:: YOUR OBJECTIVE ::
Extract every line that contains the word "model".

Source data:
>> BEGIN

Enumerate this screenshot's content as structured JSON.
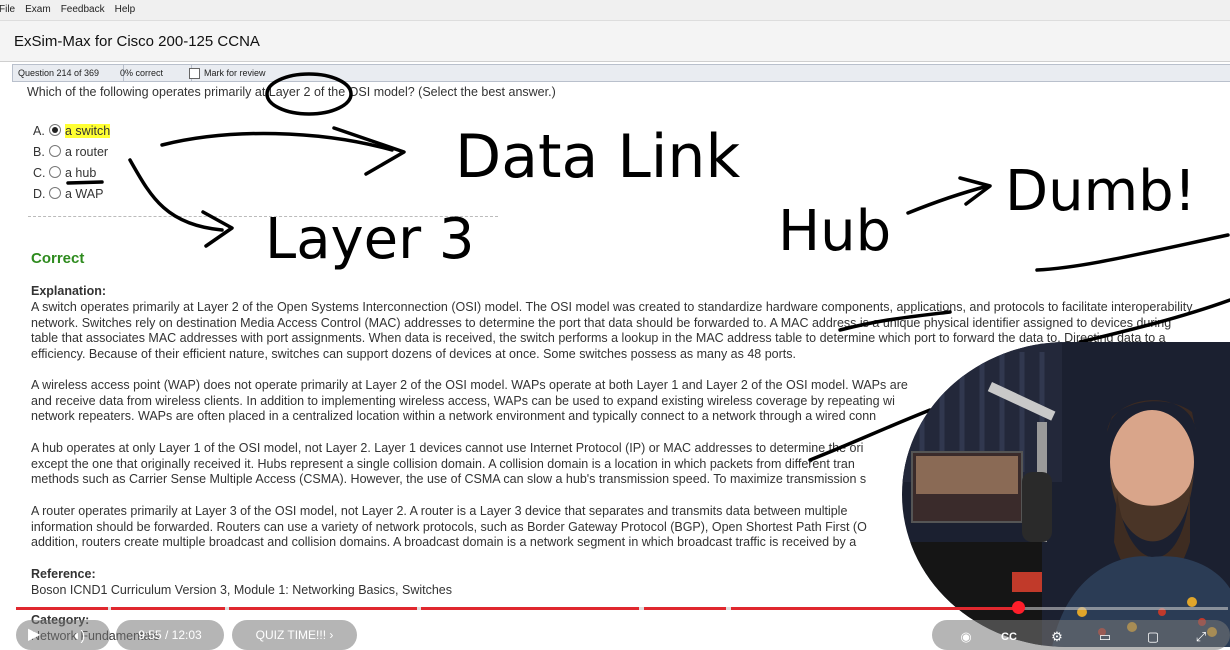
{
  "menu": [
    "File",
    "Exam",
    "Feedback",
    "Help"
  ],
  "window_title": "ExSim-Max for Cisco 200-125 CCNA",
  "status": {
    "question_counter": "Question 214 of 369",
    "score": "0% correct",
    "mark_label": "Mark for review"
  },
  "question": "Which of the following operates primarily at Layer 2 of the OSI model?  (Select the best answer.)",
  "options": [
    {
      "letter": "A.",
      "text": "a switch",
      "selected": true
    },
    {
      "letter": "B.",
      "text": "a router",
      "selected": false
    },
    {
      "letter": "C.",
      "text": "a hub",
      "selected": false
    },
    {
      "letter": "D.",
      "text": "a WAP",
      "selected": false
    }
  ],
  "result": "Correct",
  "explanation_heading": "Explanation:",
  "paragraphs": [
    [
      "A switch operates primarily at Layer 2 of the Open Systems Interconnection (OSI) model. The OSI model was created to standardize hardware components, applications, and protocols to facilitate interoperability",
      "network. Switches rely on destination Media Access Control (MAC) addresses to determine the port that data should be forwarded to. A MAC address is a unique physical identifier assigned to devices during",
      "table that associates MAC addresses with port assignments. When data is received, the switch performs a lookup in the MAC address table to determine which port to forward the data to. Directing data to a",
      "efficiency. Because of their efficient nature, switches can support dozens of devices at once. Some switches possess as many as 48 ports."
    ],
    [
      "A wireless access point (WAP) does not operate primarily at Layer 2 of the OSI model. WAPs operate at both Layer 1 and Layer 2 of the OSI model. WAPs are",
      "and receive data from wireless clients. In addition to implementing wireless access, WAPs can be used to expand existing wireless coverage by repeating wi",
      "network repeaters. WAPs are often placed in a centralized location within a network environment and typically connect to a network through a wired conn"
    ],
    [
      "A hub operates at only Layer 1 of the OSI model, not Layer 2. Layer 1 devices cannot use Internet Protocol (IP) or MAC addresses to determine the ori",
      "except the one that originally received it. Hubs represent a single collision domain. A collision domain is a location in which packets from different tran",
      "methods such as Carrier Sense Multiple Access (CSMA). However, the use of CSMA can slow a hub's transmission speed. To maximize transmission s"
    ],
    [
      "A router operates primarily at Layer 3 of the OSI model, not Layer 2. A router is a Layer 3 device that separates and transmits data between multiple",
      "information should be forwarded. Routers can use a variety of network protocols, such as Border Gateway Protocol (BGP), Open Shortest Path First (O",
      "addition, routers create multiple broadcast and collision domains. A broadcast domain is a network segment in which broadcast traffic is received by a"
    ]
  ],
  "reference_heading": "Reference:",
  "reference_text": "Boson ICND1 Curriculum Version 3, Module 1: Networking Basics, Switches",
  "category_heading": "Category:",
  "category_text": "Network Fundamentals",
  "annotations": {
    "note1": "Data Link",
    "note2": "Layer 3",
    "note3": "Hub",
    "note4": "Dumb!"
  },
  "video": {
    "time": "9:55 / 12:03",
    "chapter": "QUIZ TIME!!! ›",
    "cc_label": "CC",
    "progress": 0.824
  },
  "colors": {
    "correct": "#2e8b1e",
    "highlight": "#ffff33",
    "progress": "#e0282e"
  }
}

>> END

:: RESPONSE TO THIS EXERCISE ::
  "question": "Which of the following operates primarily at Layer 2 of the OSI model?  (Select the best answer.)",
      "A switch operates primarily at Layer 2 of the Open Systems Interconnection (OSI) model. The OSI model was created to standardize hardware components, applications, and protocols to facilitate interoperability",
      "A wireless access point (WAP) does not operate primarily at Layer 2 of the OSI model. WAPs operate at both Layer 1 and Layer 2 of the OSI model. WAPs are",
      "A hub operates at only Layer 1 of the OSI model, not Layer 2. Layer 1 devices cannot use Internet Protocol (IP) or MAC addresses to determine the ori",
      "A router operates primarily at Layer 3 of the OSI model, not Layer 2. A router is a Layer 3 device that separates and transmits data between multiple",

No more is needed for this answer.